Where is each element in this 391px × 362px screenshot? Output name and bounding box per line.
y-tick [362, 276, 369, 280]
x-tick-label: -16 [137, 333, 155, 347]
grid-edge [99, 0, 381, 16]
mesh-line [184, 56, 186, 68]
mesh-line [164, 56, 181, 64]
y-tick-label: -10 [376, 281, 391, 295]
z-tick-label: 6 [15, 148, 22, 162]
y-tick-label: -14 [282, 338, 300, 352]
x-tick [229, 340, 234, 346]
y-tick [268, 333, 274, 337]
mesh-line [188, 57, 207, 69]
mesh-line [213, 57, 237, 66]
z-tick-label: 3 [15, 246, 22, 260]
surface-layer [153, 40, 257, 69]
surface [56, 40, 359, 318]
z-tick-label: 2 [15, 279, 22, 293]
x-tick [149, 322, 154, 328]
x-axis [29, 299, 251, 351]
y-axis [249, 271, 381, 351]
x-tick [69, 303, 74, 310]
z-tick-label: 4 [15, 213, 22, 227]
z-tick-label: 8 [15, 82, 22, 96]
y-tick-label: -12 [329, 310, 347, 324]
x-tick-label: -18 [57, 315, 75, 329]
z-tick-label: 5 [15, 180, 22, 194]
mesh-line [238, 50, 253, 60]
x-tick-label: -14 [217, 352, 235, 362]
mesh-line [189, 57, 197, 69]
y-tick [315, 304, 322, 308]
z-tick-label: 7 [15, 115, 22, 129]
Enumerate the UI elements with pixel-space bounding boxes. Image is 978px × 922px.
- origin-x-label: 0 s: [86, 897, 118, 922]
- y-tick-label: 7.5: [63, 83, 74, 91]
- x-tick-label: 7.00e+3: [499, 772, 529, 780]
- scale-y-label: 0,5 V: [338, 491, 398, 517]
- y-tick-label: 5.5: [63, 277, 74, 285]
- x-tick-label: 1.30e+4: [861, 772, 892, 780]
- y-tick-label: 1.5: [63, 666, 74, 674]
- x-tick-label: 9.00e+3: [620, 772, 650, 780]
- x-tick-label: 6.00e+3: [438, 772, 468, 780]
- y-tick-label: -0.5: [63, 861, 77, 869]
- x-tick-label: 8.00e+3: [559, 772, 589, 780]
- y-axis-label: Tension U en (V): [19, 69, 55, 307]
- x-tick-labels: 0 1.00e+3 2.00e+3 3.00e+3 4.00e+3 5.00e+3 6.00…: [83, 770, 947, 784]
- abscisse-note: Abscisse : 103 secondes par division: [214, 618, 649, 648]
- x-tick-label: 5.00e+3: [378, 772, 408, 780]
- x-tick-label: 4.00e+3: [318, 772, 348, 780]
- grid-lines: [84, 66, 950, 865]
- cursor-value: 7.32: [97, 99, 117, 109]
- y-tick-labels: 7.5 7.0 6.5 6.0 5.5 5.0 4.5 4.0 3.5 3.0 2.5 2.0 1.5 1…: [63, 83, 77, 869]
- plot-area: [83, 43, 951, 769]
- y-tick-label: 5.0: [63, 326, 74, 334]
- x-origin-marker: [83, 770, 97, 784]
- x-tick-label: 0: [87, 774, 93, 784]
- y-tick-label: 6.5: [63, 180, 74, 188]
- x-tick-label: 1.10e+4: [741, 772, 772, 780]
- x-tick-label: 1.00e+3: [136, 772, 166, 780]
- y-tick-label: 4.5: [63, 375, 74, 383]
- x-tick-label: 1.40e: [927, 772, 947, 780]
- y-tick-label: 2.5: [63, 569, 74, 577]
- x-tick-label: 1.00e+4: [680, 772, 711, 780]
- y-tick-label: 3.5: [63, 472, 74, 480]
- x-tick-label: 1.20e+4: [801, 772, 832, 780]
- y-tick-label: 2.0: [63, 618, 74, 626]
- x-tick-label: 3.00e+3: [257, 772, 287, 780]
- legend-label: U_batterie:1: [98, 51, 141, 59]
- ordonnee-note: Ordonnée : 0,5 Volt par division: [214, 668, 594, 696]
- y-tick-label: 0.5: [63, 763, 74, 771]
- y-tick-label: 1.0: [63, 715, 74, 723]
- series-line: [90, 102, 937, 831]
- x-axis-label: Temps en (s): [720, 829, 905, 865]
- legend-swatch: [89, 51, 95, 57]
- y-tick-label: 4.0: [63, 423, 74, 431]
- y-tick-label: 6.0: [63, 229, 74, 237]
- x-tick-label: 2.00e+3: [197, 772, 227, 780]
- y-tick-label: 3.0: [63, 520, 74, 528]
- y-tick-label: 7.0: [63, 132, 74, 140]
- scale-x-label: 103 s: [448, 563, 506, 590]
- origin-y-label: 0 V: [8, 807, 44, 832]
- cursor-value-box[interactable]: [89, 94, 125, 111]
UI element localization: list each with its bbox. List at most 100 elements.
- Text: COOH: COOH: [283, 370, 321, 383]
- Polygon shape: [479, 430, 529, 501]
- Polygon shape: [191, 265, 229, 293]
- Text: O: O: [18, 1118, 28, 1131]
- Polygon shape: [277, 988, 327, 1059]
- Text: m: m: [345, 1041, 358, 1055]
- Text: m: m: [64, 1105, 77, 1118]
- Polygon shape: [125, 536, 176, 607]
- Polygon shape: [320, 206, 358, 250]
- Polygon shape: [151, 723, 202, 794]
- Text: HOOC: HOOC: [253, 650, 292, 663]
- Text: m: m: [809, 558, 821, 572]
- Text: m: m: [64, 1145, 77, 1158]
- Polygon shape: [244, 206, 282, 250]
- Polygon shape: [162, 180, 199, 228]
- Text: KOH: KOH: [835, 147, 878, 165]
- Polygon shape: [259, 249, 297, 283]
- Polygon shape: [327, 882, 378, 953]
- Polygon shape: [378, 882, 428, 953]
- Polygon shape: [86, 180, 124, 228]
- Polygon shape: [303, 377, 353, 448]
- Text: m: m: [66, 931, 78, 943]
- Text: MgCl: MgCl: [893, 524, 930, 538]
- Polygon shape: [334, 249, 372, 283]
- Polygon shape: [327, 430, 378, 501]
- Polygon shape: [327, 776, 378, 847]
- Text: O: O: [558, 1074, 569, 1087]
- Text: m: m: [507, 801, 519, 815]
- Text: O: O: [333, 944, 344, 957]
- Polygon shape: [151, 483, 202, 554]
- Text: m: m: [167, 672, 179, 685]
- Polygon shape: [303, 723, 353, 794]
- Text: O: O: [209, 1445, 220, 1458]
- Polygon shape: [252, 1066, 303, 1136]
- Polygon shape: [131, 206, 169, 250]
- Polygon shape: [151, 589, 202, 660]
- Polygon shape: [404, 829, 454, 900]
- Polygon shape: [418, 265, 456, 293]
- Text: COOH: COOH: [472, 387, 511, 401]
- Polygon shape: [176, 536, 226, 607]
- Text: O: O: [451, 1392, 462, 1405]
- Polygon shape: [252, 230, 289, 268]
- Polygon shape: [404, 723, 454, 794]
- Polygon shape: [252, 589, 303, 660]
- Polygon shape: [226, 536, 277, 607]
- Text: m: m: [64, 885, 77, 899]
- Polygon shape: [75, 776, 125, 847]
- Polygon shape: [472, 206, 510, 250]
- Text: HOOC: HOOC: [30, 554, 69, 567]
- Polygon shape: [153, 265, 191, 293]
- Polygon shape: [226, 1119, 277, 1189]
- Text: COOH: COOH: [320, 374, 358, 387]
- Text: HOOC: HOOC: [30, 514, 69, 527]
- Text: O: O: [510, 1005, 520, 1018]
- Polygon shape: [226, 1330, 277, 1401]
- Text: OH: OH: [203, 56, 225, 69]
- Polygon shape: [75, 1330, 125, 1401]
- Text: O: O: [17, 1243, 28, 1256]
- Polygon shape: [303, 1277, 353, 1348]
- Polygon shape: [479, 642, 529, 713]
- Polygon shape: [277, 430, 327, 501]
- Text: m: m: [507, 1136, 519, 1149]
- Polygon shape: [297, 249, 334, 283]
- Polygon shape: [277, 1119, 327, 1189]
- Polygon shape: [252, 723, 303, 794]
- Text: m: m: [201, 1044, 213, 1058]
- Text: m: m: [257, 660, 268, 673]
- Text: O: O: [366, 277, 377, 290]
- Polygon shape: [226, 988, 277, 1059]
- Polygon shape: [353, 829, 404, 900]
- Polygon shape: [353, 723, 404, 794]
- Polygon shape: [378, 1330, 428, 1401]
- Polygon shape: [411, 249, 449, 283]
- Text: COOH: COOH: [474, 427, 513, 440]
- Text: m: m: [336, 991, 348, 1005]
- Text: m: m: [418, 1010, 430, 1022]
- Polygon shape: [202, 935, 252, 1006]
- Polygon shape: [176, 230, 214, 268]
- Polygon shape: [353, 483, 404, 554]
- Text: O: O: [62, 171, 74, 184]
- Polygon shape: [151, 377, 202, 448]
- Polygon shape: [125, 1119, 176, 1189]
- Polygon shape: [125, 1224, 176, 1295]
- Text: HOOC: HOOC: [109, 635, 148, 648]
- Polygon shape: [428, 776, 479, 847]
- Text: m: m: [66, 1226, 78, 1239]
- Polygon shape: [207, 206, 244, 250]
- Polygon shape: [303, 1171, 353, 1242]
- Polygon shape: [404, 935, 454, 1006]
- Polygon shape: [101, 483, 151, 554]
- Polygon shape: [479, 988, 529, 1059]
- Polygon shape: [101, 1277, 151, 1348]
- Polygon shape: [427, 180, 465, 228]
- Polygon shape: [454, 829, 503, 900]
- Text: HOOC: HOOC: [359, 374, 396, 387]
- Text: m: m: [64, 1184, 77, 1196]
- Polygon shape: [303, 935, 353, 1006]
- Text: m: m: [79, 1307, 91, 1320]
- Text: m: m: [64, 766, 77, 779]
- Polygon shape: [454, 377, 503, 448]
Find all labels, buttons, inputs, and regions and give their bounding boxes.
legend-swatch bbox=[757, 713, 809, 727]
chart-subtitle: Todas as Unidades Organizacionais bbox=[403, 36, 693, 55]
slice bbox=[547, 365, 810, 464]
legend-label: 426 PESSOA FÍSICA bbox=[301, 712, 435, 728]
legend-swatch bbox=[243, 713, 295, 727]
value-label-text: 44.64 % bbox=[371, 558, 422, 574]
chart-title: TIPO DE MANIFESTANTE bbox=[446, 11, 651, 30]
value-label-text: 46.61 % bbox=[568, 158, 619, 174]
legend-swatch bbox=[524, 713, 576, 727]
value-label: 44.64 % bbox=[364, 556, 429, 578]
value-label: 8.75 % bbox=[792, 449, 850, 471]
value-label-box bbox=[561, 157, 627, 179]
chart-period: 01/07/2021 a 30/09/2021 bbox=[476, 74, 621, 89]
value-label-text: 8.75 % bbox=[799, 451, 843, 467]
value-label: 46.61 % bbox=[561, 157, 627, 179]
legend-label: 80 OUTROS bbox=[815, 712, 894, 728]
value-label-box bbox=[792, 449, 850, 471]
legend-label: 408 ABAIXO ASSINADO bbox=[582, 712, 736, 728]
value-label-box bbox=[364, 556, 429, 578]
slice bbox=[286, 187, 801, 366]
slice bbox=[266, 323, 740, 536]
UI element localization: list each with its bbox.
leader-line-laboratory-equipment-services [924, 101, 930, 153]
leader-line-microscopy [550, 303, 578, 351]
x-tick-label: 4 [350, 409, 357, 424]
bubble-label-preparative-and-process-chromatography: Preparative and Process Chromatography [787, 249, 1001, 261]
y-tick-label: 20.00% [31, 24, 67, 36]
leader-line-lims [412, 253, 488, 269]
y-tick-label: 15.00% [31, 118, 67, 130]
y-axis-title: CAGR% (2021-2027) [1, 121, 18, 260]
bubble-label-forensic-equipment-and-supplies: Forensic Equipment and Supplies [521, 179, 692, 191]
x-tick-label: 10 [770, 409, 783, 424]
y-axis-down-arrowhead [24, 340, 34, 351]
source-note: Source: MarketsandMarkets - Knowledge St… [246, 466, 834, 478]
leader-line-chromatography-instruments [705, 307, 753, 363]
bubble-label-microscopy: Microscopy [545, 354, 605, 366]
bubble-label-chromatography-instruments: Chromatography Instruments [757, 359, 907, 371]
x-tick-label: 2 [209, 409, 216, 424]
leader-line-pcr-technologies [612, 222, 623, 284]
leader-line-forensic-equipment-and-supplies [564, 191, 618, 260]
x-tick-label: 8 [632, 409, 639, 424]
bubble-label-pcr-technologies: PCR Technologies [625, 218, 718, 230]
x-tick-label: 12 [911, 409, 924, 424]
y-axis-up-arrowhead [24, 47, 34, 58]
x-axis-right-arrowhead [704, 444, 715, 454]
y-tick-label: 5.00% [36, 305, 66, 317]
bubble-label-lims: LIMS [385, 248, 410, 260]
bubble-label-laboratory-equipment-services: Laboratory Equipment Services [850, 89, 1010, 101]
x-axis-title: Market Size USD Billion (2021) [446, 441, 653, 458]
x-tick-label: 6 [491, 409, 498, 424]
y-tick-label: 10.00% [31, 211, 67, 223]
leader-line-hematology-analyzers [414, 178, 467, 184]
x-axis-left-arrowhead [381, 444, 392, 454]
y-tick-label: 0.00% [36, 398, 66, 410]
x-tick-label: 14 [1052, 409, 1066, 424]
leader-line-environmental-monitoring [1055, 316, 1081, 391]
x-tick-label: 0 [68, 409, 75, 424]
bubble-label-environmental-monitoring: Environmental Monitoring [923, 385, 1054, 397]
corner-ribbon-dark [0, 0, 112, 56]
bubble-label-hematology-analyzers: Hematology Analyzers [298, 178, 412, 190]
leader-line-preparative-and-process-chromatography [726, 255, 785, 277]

□ □ □

Can you copy everything from the start of the records down to the line containing "surface [56, 40, 359, 318]", with that line included, character for character?

## [Answer to this problem]
Where is each element in this 391px × 362px screenshot? Output name and bounding box per line.
y-tick [362, 276, 369, 280]
x-tick-label: -16 [137, 333, 155, 347]
grid-edge [99, 0, 381, 16]
mesh-line [184, 56, 186, 68]
mesh-line [164, 56, 181, 64]
y-tick-label: -10 [376, 281, 391, 295]
z-tick-label: 6 [15, 148, 22, 162]
y-tick-label: -14 [282, 338, 300, 352]
x-tick [229, 340, 234, 346]
y-tick [268, 333, 274, 337]
mesh-line [188, 57, 207, 69]
mesh-line [213, 57, 237, 66]
z-tick-label: 3 [15, 246, 22, 260]
surface-layer [153, 40, 257, 69]
surface [56, 40, 359, 318]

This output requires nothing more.